╔══
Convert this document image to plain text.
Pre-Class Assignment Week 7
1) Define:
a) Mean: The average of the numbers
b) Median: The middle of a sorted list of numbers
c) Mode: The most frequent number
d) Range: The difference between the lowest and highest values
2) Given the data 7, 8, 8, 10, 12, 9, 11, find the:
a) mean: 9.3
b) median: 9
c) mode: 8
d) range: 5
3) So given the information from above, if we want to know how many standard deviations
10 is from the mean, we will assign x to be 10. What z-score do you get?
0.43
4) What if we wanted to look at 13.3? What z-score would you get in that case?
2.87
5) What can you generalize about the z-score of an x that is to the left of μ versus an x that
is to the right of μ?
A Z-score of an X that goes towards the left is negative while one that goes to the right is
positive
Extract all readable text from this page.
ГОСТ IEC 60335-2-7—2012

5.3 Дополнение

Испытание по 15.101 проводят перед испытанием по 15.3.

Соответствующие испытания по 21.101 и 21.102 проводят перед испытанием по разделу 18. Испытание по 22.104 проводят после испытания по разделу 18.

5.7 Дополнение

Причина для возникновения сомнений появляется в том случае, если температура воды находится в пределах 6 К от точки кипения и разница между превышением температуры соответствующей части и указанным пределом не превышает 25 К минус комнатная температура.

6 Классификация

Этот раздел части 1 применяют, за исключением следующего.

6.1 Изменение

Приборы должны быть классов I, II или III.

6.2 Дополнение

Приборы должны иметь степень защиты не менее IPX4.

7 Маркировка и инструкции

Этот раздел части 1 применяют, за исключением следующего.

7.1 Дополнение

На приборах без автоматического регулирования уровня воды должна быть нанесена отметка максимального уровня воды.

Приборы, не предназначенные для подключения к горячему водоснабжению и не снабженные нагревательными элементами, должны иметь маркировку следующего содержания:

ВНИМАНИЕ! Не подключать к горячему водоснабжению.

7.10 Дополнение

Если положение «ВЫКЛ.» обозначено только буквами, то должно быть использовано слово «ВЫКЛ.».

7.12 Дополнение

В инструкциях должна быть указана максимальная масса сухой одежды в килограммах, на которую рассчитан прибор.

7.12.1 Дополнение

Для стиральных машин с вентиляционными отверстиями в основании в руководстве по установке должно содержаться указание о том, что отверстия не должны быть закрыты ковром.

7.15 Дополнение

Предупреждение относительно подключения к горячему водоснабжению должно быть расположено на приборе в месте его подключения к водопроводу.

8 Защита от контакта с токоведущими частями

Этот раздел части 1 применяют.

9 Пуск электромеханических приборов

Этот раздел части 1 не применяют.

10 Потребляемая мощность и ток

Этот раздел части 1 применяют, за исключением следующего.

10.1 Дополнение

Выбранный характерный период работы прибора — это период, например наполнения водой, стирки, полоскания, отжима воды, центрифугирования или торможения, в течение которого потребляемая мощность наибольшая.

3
╚══
Exercise requirements => Write the material out again word for word.

Task result =>
Convert this document image to plain text.
Pre-Class Assignment Week 7
1) Define:
a) Mean: The average of the numbers
b) Median: The middle of a sorted list of numbers
c) Mode: The most frequent number
d) Range: The difference between the lowest and highest values
2) Given the data 7, 8, 8, 10, 12, 9, 11, find the:
a) mean: 9.3
b) median: 9
c) mode: 8
d) range: 5
3) So given the information from above, if we want to know how many standard deviations
10 is from the mean, we will assign x to be 10. What z-score do you get?
0.43
4) What if we wanted to look at 13.3? What z-score would you get in that case?
2.87
5) What can you generalize about the z-score of an x that is to the left of μ versus an x that
is to the right of μ?
A Z-score of an X that goes towards the left is negative while one that goes to the right is
positive
Extract all readable text from this page.
ГОСТ IEC 60335-2-7—2012

5.3 Дополнение

Испытание по 15.101 проводят перед испытанием по 15.3.

Соответствующие испытания по 21.101 и 21.102 проводят перед испытанием по разделу 18. Испытание по 22.104 проводят после испытания по разделу 18.

5.7 Дополнение

Причина для возникновения сомнений появляется в том случае, если температура воды находится в пределах 6 К от точки кипения и разница между превышением температуры соответствующей части и указанным пределом не превышает 25 К минус комнатная температура.

6 Классификация

Этот раздел части 1 применяют, за исключением следующего.

6.1 Изменение

Приборы должны быть классов I, II или III.

6.2 Дополнение

Приборы должны иметь степень защиты не менее IPX4.

7 Маркировка и инструкции

Этот раздел части 1 применяют, за исключением следующего.

7.1 Дополнение

На приборах без автоматического регулирования уровня воды должна быть нанесена отметка максимального уровня воды.

Приборы, не предназначенные для подключения к горячему водоснабжению и не снабженные нагревательными элементами, должны иметь маркировку следующего содержания:

ВНИМАНИЕ! Не подключать к горячему водоснабжению.

7.10 Дополнение

Если положение «ВЫКЛ.» обозначено только буквами, то должно быть использовано слово «ВЫКЛ.».

7.12 Дополнение

В инструкциях должна быть указана максимальная масса сухой одежды в килограммах, на которую рассчитан прибор.

7.12.1 Дополнение

Для стиральных машин с вентиляционными отверстиями в основании в руководстве по установке должно содержаться указание о том, что отверстия не должны быть закрыты ковром.

7.15 Дополнение

Предупреждение относительно подключения к горячему водоснабжению должно быть расположено на приборе в месте его подключения к водопроводу.

8 Защита от контакта с токоведущими частями

Этот раздел части 1 применяют.

9 Пуск электромеханических приборов

Этот раздел части 1 не применяют.

10 Потребляемая мощность и ток

Этот раздел части 1 применяют, за исключением следующего.

10.1 Дополнение

Выбранный характерный период работы прибора — это период, например наполнения водой, стирки, полоскания, отжима воды, центрифугирования или торможения, в течение которого потребляемая мощность наибольшая.

3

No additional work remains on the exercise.